— BEGIN —

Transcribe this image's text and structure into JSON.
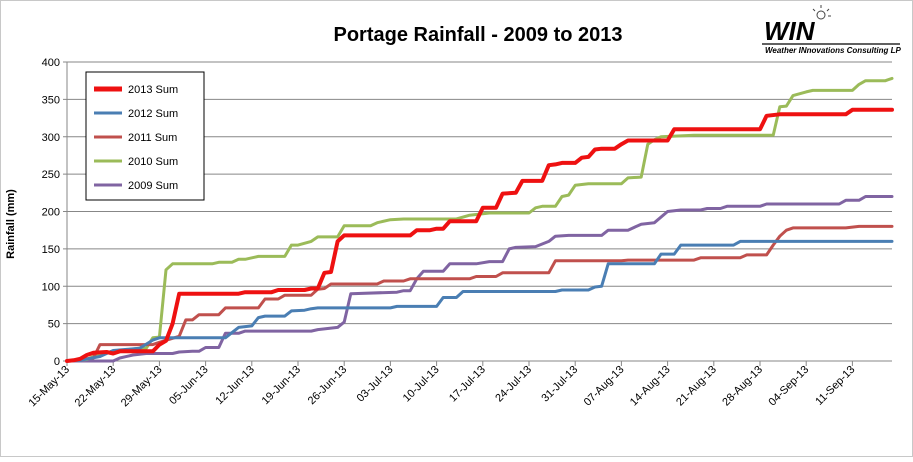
{
  "chart_data": {
    "type": "line",
    "title": "Portage Rainfall - 2009 to 2013",
    "ylabel": "Rainfall (mm)",
    "xlabel": "",
    "ylim": [
      0,
      400
    ],
    "yticks": [
      0,
      50,
      100,
      150,
      200,
      250,
      300,
      350,
      400
    ],
    "xlim": [
      "2013-05-15",
      "2013-09-17"
    ],
    "xticks": [
      "15-May-13",
      "22-May-13",
      "29-May-13",
      "05-Jun-13",
      "12-Jun-13",
      "19-Jun-13",
      "26-Jun-13",
      "03-Jul-13",
      "10-Jul-13",
      "17-Jul-13",
      "24-Jul-13",
      "31-Jul-13",
      "07-Aug-13",
      "14-Aug-13",
      "21-Aug-13",
      "28-Aug-13",
      "04-Sep-13",
      "11-Sep-13"
    ],
    "grid": "horizontal",
    "legend_position": "top-left",
    "series": [
      {
        "name": "2013 Sum",
        "color": "#ee1111",
        "points": [
          [
            "2013-05-15",
            0
          ],
          [
            "2013-05-16",
            1
          ],
          [
            "2013-05-17",
            3
          ],
          [
            "2013-05-18",
            8
          ],
          [
            "2013-05-19",
            11
          ],
          [
            "2013-05-21",
            12
          ],
          [
            "2013-05-22",
            10
          ],
          [
            "2013-05-23",
            13
          ],
          [
            "2013-05-28",
            13
          ],
          [
            "2013-05-29",
            22
          ],
          [
            "2013-05-30",
            27
          ],
          [
            "2013-05-31",
            50
          ],
          [
            "2013-06-01",
            90
          ],
          [
            "2013-06-10",
            90
          ],
          [
            "2013-06-11",
            92
          ],
          [
            "2013-06-15",
            92
          ],
          [
            "2013-06-16",
            95
          ],
          [
            "2013-06-20",
            95
          ],
          [
            "2013-06-21",
            97
          ],
          [
            "2013-06-22",
            97
          ],
          [
            "2013-06-23",
            118
          ],
          [
            "2013-06-24",
            119
          ],
          [
            "2013-06-25",
            160
          ],
          [
            "2013-06-26",
            168
          ],
          [
            "2013-07-06",
            168
          ],
          [
            "2013-07-07",
            175
          ],
          [
            "2013-07-09",
            175
          ],
          [
            "2013-07-10",
            177
          ],
          [
            "2013-07-11",
            177
          ],
          [
            "2013-07-12",
            187
          ],
          [
            "2013-07-16",
            187
          ],
          [
            "2013-07-17",
            205
          ],
          [
            "2013-07-19",
            205
          ],
          [
            "2013-07-20",
            224
          ],
          [
            "2013-07-22",
            225
          ],
          [
            "2013-07-23",
            241
          ],
          [
            "2013-07-26",
            241
          ],
          [
            "2013-07-27",
            262
          ],
          [
            "2013-07-28",
            263
          ],
          [
            "2013-07-29",
            265
          ],
          [
            "2013-07-31",
            265
          ],
          [
            "2013-08-01",
            272
          ],
          [
            "2013-08-02",
            273
          ],
          [
            "2013-08-03",
            283
          ],
          [
            "2013-08-04",
            284
          ],
          [
            "2013-08-06",
            284
          ],
          [
            "2013-08-07",
            290
          ],
          [
            "2013-08-08",
            295
          ],
          [
            "2013-08-14",
            295
          ],
          [
            "2013-08-15",
            310
          ],
          [
            "2013-08-28",
            310
          ],
          [
            "2013-08-29",
            328
          ],
          [
            "2013-08-31",
            330
          ],
          [
            "2013-09-10",
            330
          ],
          [
            "2013-09-11",
            336
          ],
          [
            "2013-09-17",
            336
          ]
        ]
      },
      {
        "name": "2012 Sum",
        "color": "#4a7eb3",
        "points": [
          [
            "2013-05-15",
            0
          ],
          [
            "2013-05-17",
            1
          ],
          [
            "2013-05-20",
            6
          ],
          [
            "2013-05-22",
            14
          ],
          [
            "2013-05-26",
            17
          ],
          [
            "2013-05-28",
            28
          ],
          [
            "2013-05-29",
            31
          ],
          [
            "2013-06-08",
            31
          ],
          [
            "2013-06-09",
            38
          ],
          [
            "2013-06-10",
            45
          ],
          [
            "2013-06-12",
            47
          ],
          [
            "2013-06-13",
            58
          ],
          [
            "2013-06-14",
            60
          ],
          [
            "2013-06-17",
            60
          ],
          [
            "2013-06-18",
            67
          ],
          [
            "2013-06-20",
            68
          ],
          [
            "2013-06-21",
            70
          ],
          [
            "2013-06-22",
            71
          ],
          [
            "2013-07-03",
            71
          ],
          [
            "2013-07-04",
            73
          ],
          [
            "2013-07-10",
            73
          ],
          [
            "2013-07-11",
            85
          ],
          [
            "2013-07-13",
            85
          ],
          [
            "2013-07-14",
            93
          ],
          [
            "2013-07-28",
            93
          ],
          [
            "2013-07-29",
            95
          ],
          [
            "2013-08-02",
            95
          ],
          [
            "2013-08-03",
            99
          ],
          [
            "2013-08-04",
            100
          ],
          [
            "2013-08-05",
            130
          ],
          [
            "2013-08-12",
            130
          ],
          [
            "2013-08-13",
            143
          ],
          [
            "2013-08-15",
            143
          ],
          [
            "2013-08-16",
            155
          ],
          [
            "2013-08-24",
            155
          ],
          [
            "2013-08-25",
            160
          ],
          [
            "2013-09-17",
            160
          ]
        ]
      },
      {
        "name": "2011 Sum",
        "color": "#c0504d",
        "points": [
          [
            "2013-05-15",
            0
          ],
          [
            "2013-05-17",
            2
          ],
          [
            "2013-05-19",
            4
          ],
          [
            "2013-05-20",
            22
          ],
          [
            "2013-05-28",
            22
          ],
          [
            "2013-05-29",
            25
          ],
          [
            "2013-06-01",
            33
          ],
          [
            "2013-06-02",
            55
          ],
          [
            "2013-06-03",
            55
          ],
          [
            "2013-06-04",
            62
          ],
          [
            "2013-06-07",
            62
          ],
          [
            "2013-06-08",
            71
          ],
          [
            "2013-06-13",
            71
          ],
          [
            "2013-06-14",
            83
          ],
          [
            "2013-06-16",
            83
          ],
          [
            "2013-06-17",
            88
          ],
          [
            "2013-06-21",
            88
          ],
          [
            "2013-06-22",
            96
          ],
          [
            "2013-06-23",
            97
          ],
          [
            "2013-06-24",
            103
          ],
          [
            "2013-07-01",
            103
          ],
          [
            "2013-07-02",
            107
          ],
          [
            "2013-07-05",
            107
          ],
          [
            "2013-07-06",
            110
          ],
          [
            "2013-07-15",
            110
          ],
          [
            "2013-07-16",
            113
          ],
          [
            "2013-07-19",
            113
          ],
          [
            "2013-07-20",
            118
          ],
          [
            "2013-07-27",
            118
          ],
          [
            "2013-07-28",
            134
          ],
          [
            "2013-08-07",
            134
          ],
          [
            "2013-08-08",
            135
          ],
          [
            "2013-08-18",
            135
          ],
          [
            "2013-08-19",
            138
          ],
          [
            "2013-08-25",
            138
          ],
          [
            "2013-08-26",
            142
          ],
          [
            "2013-08-29",
            142
          ],
          [
            "2013-08-30",
            155
          ],
          [
            "2013-08-31",
            167
          ],
          [
            "2013-09-01",
            175
          ],
          [
            "2013-09-02",
            178
          ],
          [
            "2013-09-10",
            178
          ],
          [
            "2013-09-12",
            180
          ],
          [
            "2013-09-17",
            180
          ]
        ]
      },
      {
        "name": "2010 Sum",
        "color": "#9bbb59",
        "points": [
          [
            "2013-05-15",
            0
          ],
          [
            "2013-05-18",
            2
          ],
          [
            "2013-05-20",
            10
          ],
          [
            "2013-05-22",
            13
          ],
          [
            "2013-05-24",
            15
          ],
          [
            "2013-05-26",
            17
          ],
          [
            "2013-05-27",
            17
          ],
          [
            "2013-05-28",
            31
          ],
          [
            "2013-05-29",
            32
          ],
          [
            "2013-05-30",
            122
          ],
          [
            "2013-05-31",
            130
          ],
          [
            "2013-06-06",
            130
          ],
          [
            "2013-06-07",
            132
          ],
          [
            "2013-06-09",
            132
          ],
          [
            "2013-06-10",
            136
          ],
          [
            "2013-06-11",
            136
          ],
          [
            "2013-06-13",
            140
          ],
          [
            "2013-06-17",
            140
          ],
          [
            "2013-06-18",
            155
          ],
          [
            "2013-06-19",
            155
          ],
          [
            "2013-06-21",
            160
          ],
          [
            "2013-06-22",
            166
          ],
          [
            "2013-06-25",
            166
          ],
          [
            "2013-06-26",
            181
          ],
          [
            "2013-06-30",
            181
          ],
          [
            "2013-07-01",
            185
          ],
          [
            "2013-07-03",
            189
          ],
          [
            "2013-07-05",
            190
          ],
          [
            "2013-07-13",
            190
          ],
          [
            "2013-07-15",
            195
          ],
          [
            "2013-07-17",
            197
          ],
          [
            "2013-07-18",
            198
          ],
          [
            "2013-07-24",
            198
          ],
          [
            "2013-07-25",
            205
          ],
          [
            "2013-07-26",
            207
          ],
          [
            "2013-07-28",
            207
          ],
          [
            "2013-07-29",
            220
          ],
          [
            "2013-07-30",
            222
          ],
          [
            "2013-07-31",
            235
          ],
          [
            "2013-08-02",
            237
          ],
          [
            "2013-08-07",
            237
          ],
          [
            "2013-08-08",
            245
          ],
          [
            "2013-08-10",
            246
          ],
          [
            "2013-08-11",
            290
          ],
          [
            "2013-08-12",
            296
          ],
          [
            "2013-08-13",
            300
          ],
          [
            "2013-08-18",
            302
          ],
          [
            "2013-08-30",
            302
          ],
          [
            "2013-08-31",
            340
          ],
          [
            "2013-09-01",
            341
          ],
          [
            "2013-09-02",
            355
          ],
          [
            "2013-09-04",
            360
          ],
          [
            "2013-09-05",
            362
          ],
          [
            "2013-09-11",
            362
          ],
          [
            "2013-09-12",
            370
          ],
          [
            "2013-09-13",
            375
          ],
          [
            "2013-09-16",
            375
          ],
          [
            "2013-09-17",
            378
          ]
        ]
      },
      {
        "name": "2009 Sum",
        "color": "#8064a2",
        "points": [
          [
            "2013-05-15",
            0
          ],
          [
            "2013-05-22",
            0
          ],
          [
            "2013-05-23",
            4
          ],
          [
            "2013-05-25",
            8
          ],
          [
            "2013-05-27",
            10
          ],
          [
            "2013-05-31",
            10
          ],
          [
            "2013-06-01",
            12
          ],
          [
            "2013-06-03",
            13
          ],
          [
            "2013-06-04",
            13
          ],
          [
            "2013-06-05",
            18
          ],
          [
            "2013-06-07",
            18
          ],
          [
            "2013-06-08",
            37
          ],
          [
            "2013-06-10",
            37
          ],
          [
            "2013-06-11",
            40
          ],
          [
            "2013-06-21",
            40
          ],
          [
            "2013-06-22",
            42
          ],
          [
            "2013-06-23",
            43
          ],
          [
            "2013-06-25",
            45
          ],
          [
            "2013-06-26",
            52
          ],
          [
            "2013-06-27",
            90
          ],
          [
            "2013-07-04",
            92
          ],
          [
            "2013-07-05",
            94
          ],
          [
            "2013-07-06",
            94
          ],
          [
            "2013-07-07",
            110
          ],
          [
            "2013-07-08",
            120
          ],
          [
            "2013-07-11",
            120
          ],
          [
            "2013-07-12",
            130
          ],
          [
            "2013-07-16",
            130
          ],
          [
            "2013-07-18",
            133
          ],
          [
            "2013-07-20",
            133
          ],
          [
            "2013-07-21",
            150
          ],
          [
            "2013-07-22",
            152
          ],
          [
            "2013-07-25",
            153
          ],
          [
            "2013-07-27",
            160
          ],
          [
            "2013-07-28",
            167
          ],
          [
            "2013-07-30",
            168
          ],
          [
            "2013-08-04",
            168
          ],
          [
            "2013-08-05",
            175
          ],
          [
            "2013-08-08",
            175
          ],
          [
            "2013-08-10",
            183
          ],
          [
            "2013-08-12",
            185
          ],
          [
            "2013-08-14",
            200
          ],
          [
            "2013-08-16",
            202
          ],
          [
            "2013-08-19",
            202
          ],
          [
            "2013-08-20",
            204
          ],
          [
            "2013-08-22",
            204
          ],
          [
            "2013-08-23",
            207
          ],
          [
            "2013-08-28",
            207
          ],
          [
            "2013-08-29",
            210
          ],
          [
            "2013-09-09",
            210
          ],
          [
            "2013-09-10",
            215
          ],
          [
            "2013-09-12",
            215
          ],
          [
            "2013-09-13",
            220
          ],
          [
            "2013-09-17",
            220
          ]
        ]
      }
    ]
  },
  "logo": {
    "brand": "WIN",
    "tagline": "Weather INnovations Consulting LP"
  }
}
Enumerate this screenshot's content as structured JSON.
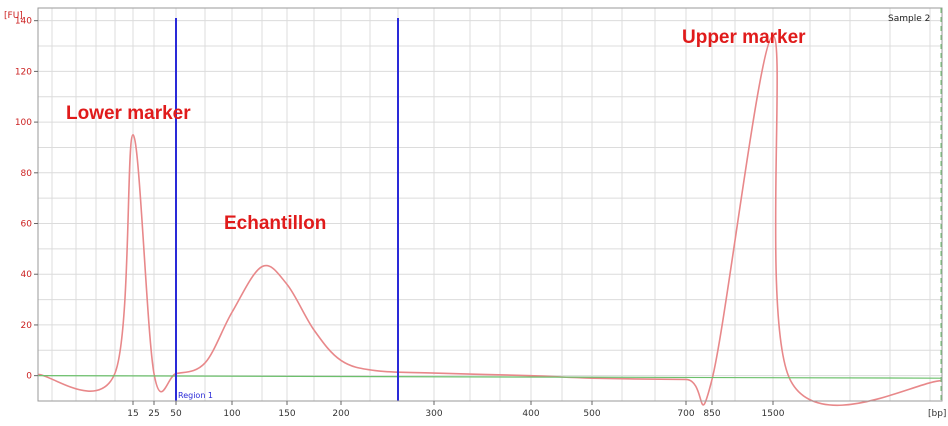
{
  "chart_data": {
    "type": "line",
    "sample_label": "Sample 2",
    "y_unit_label": "[FU]",
    "x_unit_label": "[bp]",
    "ylim": [
      -10,
      145
    ],
    "yticks": [
      0,
      20,
      40,
      60,
      80,
      100,
      120,
      140
    ],
    "x_tick_labels": [
      "15",
      "25",
      "50",
      "100",
      "150",
      "200",
      "300",
      "400",
      "500",
      "700",
      "850",
      "1500"
    ],
    "region_label": "Region 1",
    "grid": true,
    "annotations": [
      "Lower marker",
      "Echantillon",
      "Upper marker"
    ],
    "series": [
      {
        "color": "#e8888a",
        "points": [
          [
            "start",
            0.5
          ],
          [
            "10",
            1
          ],
          [
            "15",
            95
          ],
          [
            "25",
            0.8
          ],
          [
            "50",
            0.8
          ],
          [
            "75",
            5
          ],
          [
            "100",
            25
          ],
          [
            "125",
            43
          ],
          [
            "150",
            36
          ],
          [
            "175",
            18
          ],
          [
            "200",
            6
          ],
          [
            "250",
            2
          ],
          [
            "300",
            1
          ],
          [
            "400",
            0
          ],
          [
            "500",
            -1
          ],
          [
            "700",
            -1.5
          ],
          [
            "850",
            -1.5
          ],
          [
            "1500",
            134
          ],
          [
            "1600",
            -1.5
          ],
          [
            "end",
            -2
          ]
        ]
      },
      {
        "color": "#6cc06c",
        "points": [
          [
            "start",
            0
          ],
          [
            "end",
            -1
          ]
        ]
      }
    ],
    "colors": {
      "signal": "#e8888a",
      "baseline": "#6cc06c",
      "region_lines": "#2a2ad8",
      "annotation": "#e01b1b",
      "grid": "#dcdcdc"
    }
  }
}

— END —

■ PROBLEM TO SOLVE: Copy every line of the listing containing the string "name".

■ SOLVED PROBLEM:
        "name": "2013 Sum",
        "name": "2012 Sum",
        "name": "2011 Sum",
        "name": "2010 Sum",
        "name": "2009 Sum",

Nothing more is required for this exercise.